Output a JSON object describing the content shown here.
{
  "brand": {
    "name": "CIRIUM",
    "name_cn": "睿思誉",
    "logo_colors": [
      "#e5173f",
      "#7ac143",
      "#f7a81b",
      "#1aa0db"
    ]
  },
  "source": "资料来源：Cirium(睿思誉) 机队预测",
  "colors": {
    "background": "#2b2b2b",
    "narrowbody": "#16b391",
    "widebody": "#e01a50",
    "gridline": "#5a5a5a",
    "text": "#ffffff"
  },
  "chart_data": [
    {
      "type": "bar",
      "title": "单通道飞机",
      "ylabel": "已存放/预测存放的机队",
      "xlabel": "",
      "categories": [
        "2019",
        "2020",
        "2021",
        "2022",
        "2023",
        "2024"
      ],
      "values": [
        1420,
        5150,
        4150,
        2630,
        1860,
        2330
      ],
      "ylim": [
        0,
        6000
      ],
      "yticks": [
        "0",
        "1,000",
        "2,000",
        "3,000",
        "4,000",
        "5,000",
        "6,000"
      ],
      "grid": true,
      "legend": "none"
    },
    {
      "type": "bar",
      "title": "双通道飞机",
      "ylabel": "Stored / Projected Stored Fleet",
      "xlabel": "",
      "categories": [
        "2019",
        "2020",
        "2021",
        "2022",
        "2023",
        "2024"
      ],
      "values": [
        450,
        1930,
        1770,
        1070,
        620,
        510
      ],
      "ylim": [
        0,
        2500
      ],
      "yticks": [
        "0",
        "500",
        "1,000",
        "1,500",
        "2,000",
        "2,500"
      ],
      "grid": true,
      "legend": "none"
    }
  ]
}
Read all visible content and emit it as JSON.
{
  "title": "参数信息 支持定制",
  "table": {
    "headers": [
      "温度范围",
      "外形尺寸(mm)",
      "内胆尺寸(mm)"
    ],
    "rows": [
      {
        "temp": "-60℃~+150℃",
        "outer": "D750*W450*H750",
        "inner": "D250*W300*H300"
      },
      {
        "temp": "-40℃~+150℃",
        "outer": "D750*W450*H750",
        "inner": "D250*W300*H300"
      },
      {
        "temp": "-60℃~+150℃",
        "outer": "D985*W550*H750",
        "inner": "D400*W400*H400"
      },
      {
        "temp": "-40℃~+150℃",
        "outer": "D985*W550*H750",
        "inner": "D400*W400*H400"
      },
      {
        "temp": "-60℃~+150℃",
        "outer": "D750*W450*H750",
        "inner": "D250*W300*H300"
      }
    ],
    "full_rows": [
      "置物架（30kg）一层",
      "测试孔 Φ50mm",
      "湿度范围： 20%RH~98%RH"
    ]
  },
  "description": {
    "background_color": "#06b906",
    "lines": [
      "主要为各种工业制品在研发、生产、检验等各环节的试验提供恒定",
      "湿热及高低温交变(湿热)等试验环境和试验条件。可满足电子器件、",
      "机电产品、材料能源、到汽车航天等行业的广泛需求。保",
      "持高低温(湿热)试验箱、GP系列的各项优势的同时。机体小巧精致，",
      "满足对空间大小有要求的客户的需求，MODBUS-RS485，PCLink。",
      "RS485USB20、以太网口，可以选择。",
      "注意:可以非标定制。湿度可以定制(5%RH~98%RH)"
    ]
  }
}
☆ ☆ ☆ ☆ ☆ ☆ ☆
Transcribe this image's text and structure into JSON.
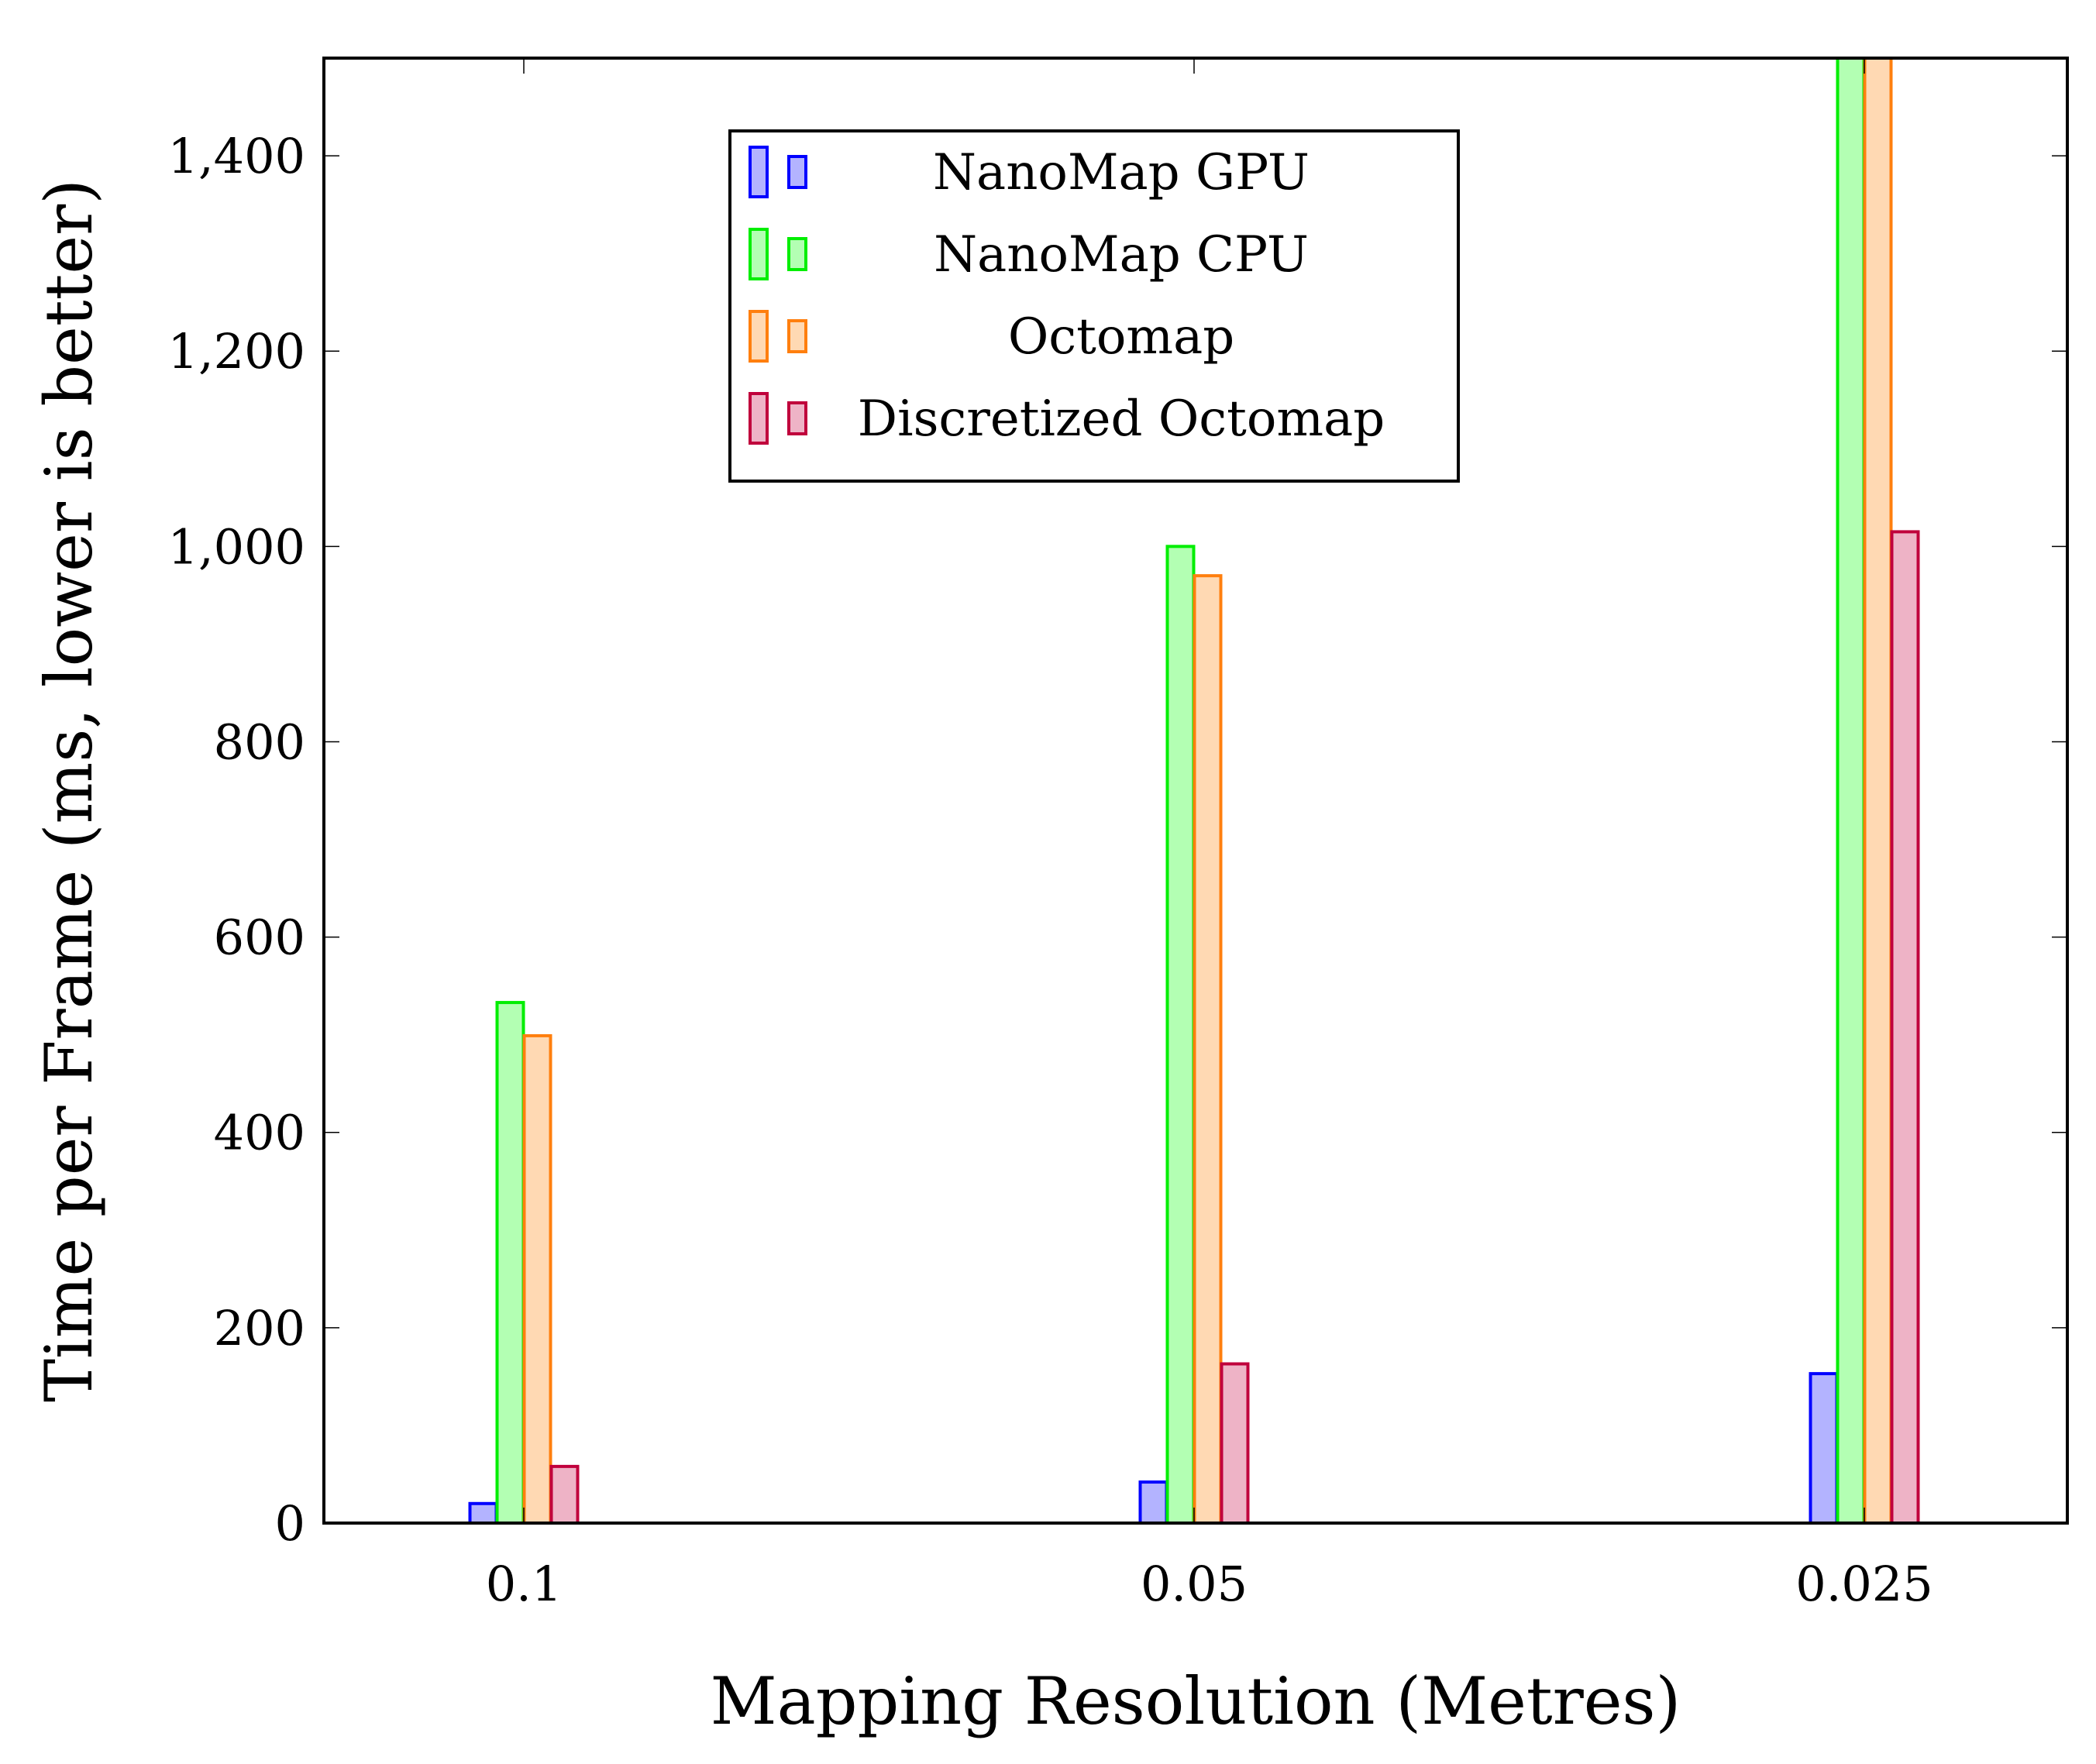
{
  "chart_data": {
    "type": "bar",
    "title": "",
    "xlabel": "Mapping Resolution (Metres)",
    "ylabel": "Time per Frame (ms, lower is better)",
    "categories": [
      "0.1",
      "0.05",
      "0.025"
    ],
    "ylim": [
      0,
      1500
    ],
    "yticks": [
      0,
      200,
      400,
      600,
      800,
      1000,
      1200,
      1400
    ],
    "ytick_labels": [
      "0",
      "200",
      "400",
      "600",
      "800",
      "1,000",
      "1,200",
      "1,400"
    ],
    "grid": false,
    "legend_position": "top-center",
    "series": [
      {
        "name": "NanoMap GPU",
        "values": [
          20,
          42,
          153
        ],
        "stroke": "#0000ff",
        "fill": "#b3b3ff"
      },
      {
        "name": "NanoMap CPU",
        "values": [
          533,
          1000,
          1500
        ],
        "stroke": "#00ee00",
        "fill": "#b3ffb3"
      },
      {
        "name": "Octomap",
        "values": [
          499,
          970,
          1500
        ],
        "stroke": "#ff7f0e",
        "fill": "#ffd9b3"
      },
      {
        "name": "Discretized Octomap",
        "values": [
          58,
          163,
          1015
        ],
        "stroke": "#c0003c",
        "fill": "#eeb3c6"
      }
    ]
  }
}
☆ ☆ ☆ ☆ ☆ ☆ ☆
Search the data for the word "content" and copy each line where it appears.

Output a JSON object describing the content shown here.
Read all visible content and emit it as JSON.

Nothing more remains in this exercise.